## WHAT IS REQUIRED
Every entry below should be transcribed exactly; pictures stay out of the copy.

## Figure content listings
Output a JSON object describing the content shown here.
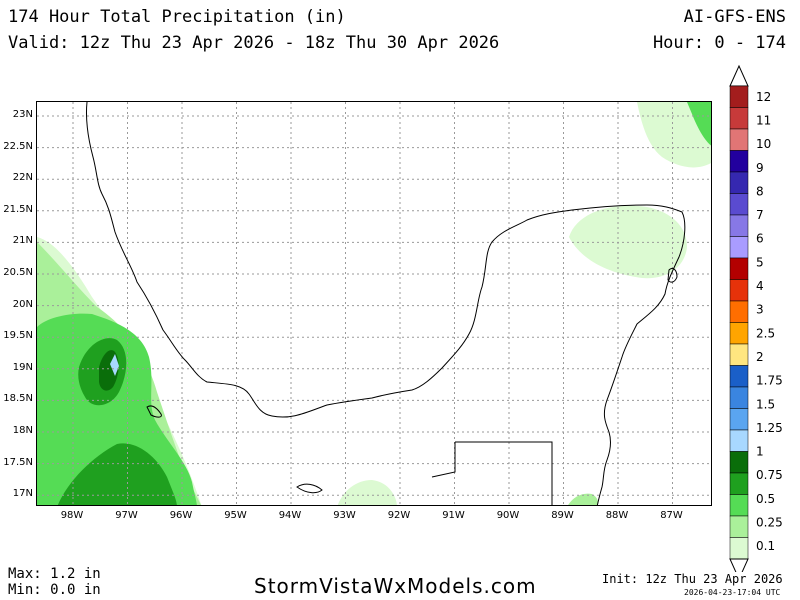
{
  "header": {
    "title": "174 Hour Total Precipitation (in)",
    "valid": "Valid: 12z Thu 23 Apr 2026 - 18z Thu 30 Apr 2026",
    "model": "AI-GFS-ENS",
    "hour_range": "Hour: 0 - 174"
  },
  "map": {
    "lat_labels": [
      "23N",
      "22.5N",
      "22N",
      "21.5N",
      "21N",
      "20.5N",
      "20N",
      "19.5N",
      "19N",
      "18.5N",
      "18N",
      "17.5N",
      "17N"
    ],
    "lon_labels": [
      "98W",
      "97W",
      "96W",
      "95W",
      "94W",
      "93W",
      "92W",
      "91W",
      "90W",
      "89W",
      "88W",
      "87W"
    ],
    "grid": true,
    "region": "Gulf of Mexico / Yucatan Peninsula"
  },
  "legend": {
    "labels": [
      "12",
      "11",
      "10",
      "9",
      "8",
      "7",
      "6",
      "5",
      "4",
      "3",
      "2.5",
      "2",
      "1.75",
      "1.5",
      "1.25",
      "1",
      "0.75",
      "0.5",
      "0.25",
      "0.1"
    ],
    "colors": [
      "#a01c1c",
      "#c83232",
      "#dc5050",
      "#e87878",
      "#2a0a9a",
      "#3c28b4",
      "#6450d2",
      "#8270e6",
      "#a898ff",
      "#b40000",
      "#e62800",
      "#ff5a00",
      "#ffa000",
      "#ffd250",
      "#ffe68c",
      "#1e64d2",
      "#3282e6",
      "#50a0f0",
      "#8cc8ff",
      "#b4dcff",
      "#0a780a",
      "#1ea01e",
      "#50d250",
      "#96eb8c",
      "#d2f8c8"
    ],
    "swatches": [
      {
        "label": "12",
        "color": "#a31d1d"
      },
      {
        "label": "11",
        "color": "#c73a3a"
      },
      {
        "label": "10",
        "color": "#e17575"
      },
      {
        "label": "9",
        "color": "#22009e"
      },
      {
        "label": "8",
        "color": "#3528b0"
      },
      {
        "label": "7",
        "color": "#5a4bd0"
      },
      {
        "label": "6",
        "color": "#8778e6"
      },
      {
        "label": "5",
        "color": "#a99cff"
      },
      {
        "label": "4",
        "color": "#b30000"
      },
      {
        "label": "3",
        "color": "#e6320a"
      },
      {
        "label": "2.5",
        "color": "#ff6e00"
      },
      {
        "label": "2",
        "color": "#ffa500"
      },
      {
        "label": "1.75",
        "color": "#ffe680"
      },
      {
        "label": "1.5",
        "color": "#1a5fc8"
      },
      {
        "label": "1.25",
        "color": "#3a85e0"
      },
      {
        "label": "1",
        "color": "#5aa5f0"
      },
      {
        "label": "0.75",
        "color": "#a8d8ff"
      },
      {
        "label": "0.5",
        "color": "#0a6e0a"
      },
      {
        "label": "0.25",
        "color": "#1fa01f"
      },
      {
        "label": "0.1",
        "color": "#55dc55"
      },
      {
        "label": "",
        "color": "#aaf09a"
      },
      {
        "label": "",
        "color": "#dcfad2"
      }
    ]
  },
  "footer": {
    "max": "Max: 1.2 in",
    "min": "Min: 0.0 in",
    "site": "StormVistaWxModels.com",
    "init": "Init: 12z Thu 23 Apr 2026",
    "stamp": "2026-04-23-17:04 UTC"
  }
}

## SOLUTION TO THIS EXERCISE
Output a JSON object describing the content shown here.
{
  "header": {
    "title": "174 Hour Total Precipitation (in)",
    "valid": "Valid: 12z Thu 23 Apr 2026 - 18z Thu 30 Apr 2026",
    "model": "AI-GFS-ENS",
    "hour_range": "Hour: 0 - 174"
  },
  "map": {
    "lat_labels": [
      "23N",
      "22.5N",
      "22N",
      "21.5N",
      "21N",
      "20.5N",
      "20N",
      "19.5N",
      "19N",
      "18.5N",
      "18N",
      "17.5N",
      "17N"
    ],
    "lon_labels": [
      "98W",
      "97W",
      "96W",
      "95W",
      "94W",
      "93W",
      "92W",
      "91W",
      "90W",
      "89W",
      "88W",
      "87W"
    ],
    "grid": true,
    "region": "Gulf of Mexico / Yucatan Peninsula"
  },
  "legend": {
    "labels": [
      "12",
      "11",
      "10",
      "9",
      "8",
      "7",
      "6",
      "5",
      "4",
      "3",
      "2.5",
      "2",
      "1.75",
      "1.5",
      "1.25",
      "1",
      "0.75",
      "0.5",
      "0.25",
      "0.1"
    ],
    "colors": [
      "#a01c1c",
      "#c83232",
      "#dc5050",
      "#e87878",
      "#2a0a9a",
      "#3c28b4",
      "#6450d2",
      "#8270e6",
      "#a898ff",
      "#b40000",
      "#e62800",
      "#ff5a00",
      "#ffa000",
      "#ffd250",
      "#ffe68c",
      "#1e64d2",
      "#3282e6",
      "#50a0f0",
      "#8cc8ff",
      "#b4dcff",
      "#0a780a",
      "#1ea01e",
      "#50d250",
      "#96eb8c",
      "#d2f8c8"
    ],
    "swatches": [
      {
        "label": "12",
        "color": "#a31d1d"
      },
      {
        "label": "11",
        "color": "#c73a3a"
      },
      {
        "label": "10",
        "color": "#e17575"
      },
      {
        "label": "9",
        "color": "#22009e"
      },
      {
        "label": "8",
        "color": "#3528b0"
      },
      {
        "label": "7",
        "color": "#5a4bd0"
      },
      {
        "label": "6",
        "color": "#8778e6"
      },
      {
        "label": "5",
        "color": "#a99cff"
      },
      {
        "label": "4",
        "color": "#b30000"
      },
      {
        "label": "3",
        "color": "#e6320a"
      },
      {
        "label": "2.5",
        "color": "#ff6e00"
      },
      {
        "label": "2",
        "color": "#ffa500"
      },
      {
        "label": "1.75",
        "color": "#ffe680"
      },
      {
        "label": "1.5",
        "color": "#1a5fc8"
      },
      {
        "label": "1.25",
        "color": "#3a85e0"
      },
      {
        "label": "1",
        "color": "#5aa5f0"
      },
      {
        "label": "0.75",
        "color": "#a8d8ff"
      },
      {
        "label": "0.5",
        "color": "#0a6e0a"
      },
      {
        "label": "0.25",
        "color": "#1fa01f"
      },
      {
        "label": "0.1",
        "color": "#55dc55"
      },
      {
        "label": "",
        "color": "#aaf09a"
      },
      {
        "label": "",
        "color": "#dcfad2"
      }
    ]
  },
  "footer": {
    "max": "Max: 1.2 in",
    "min": "Min: 0.0 in",
    "site": "StormVistaWxModels.com",
    "init": "Init: 12z Thu 23 Apr 2026",
    "stamp": "2026-04-23-17:04 UTC"
  }
}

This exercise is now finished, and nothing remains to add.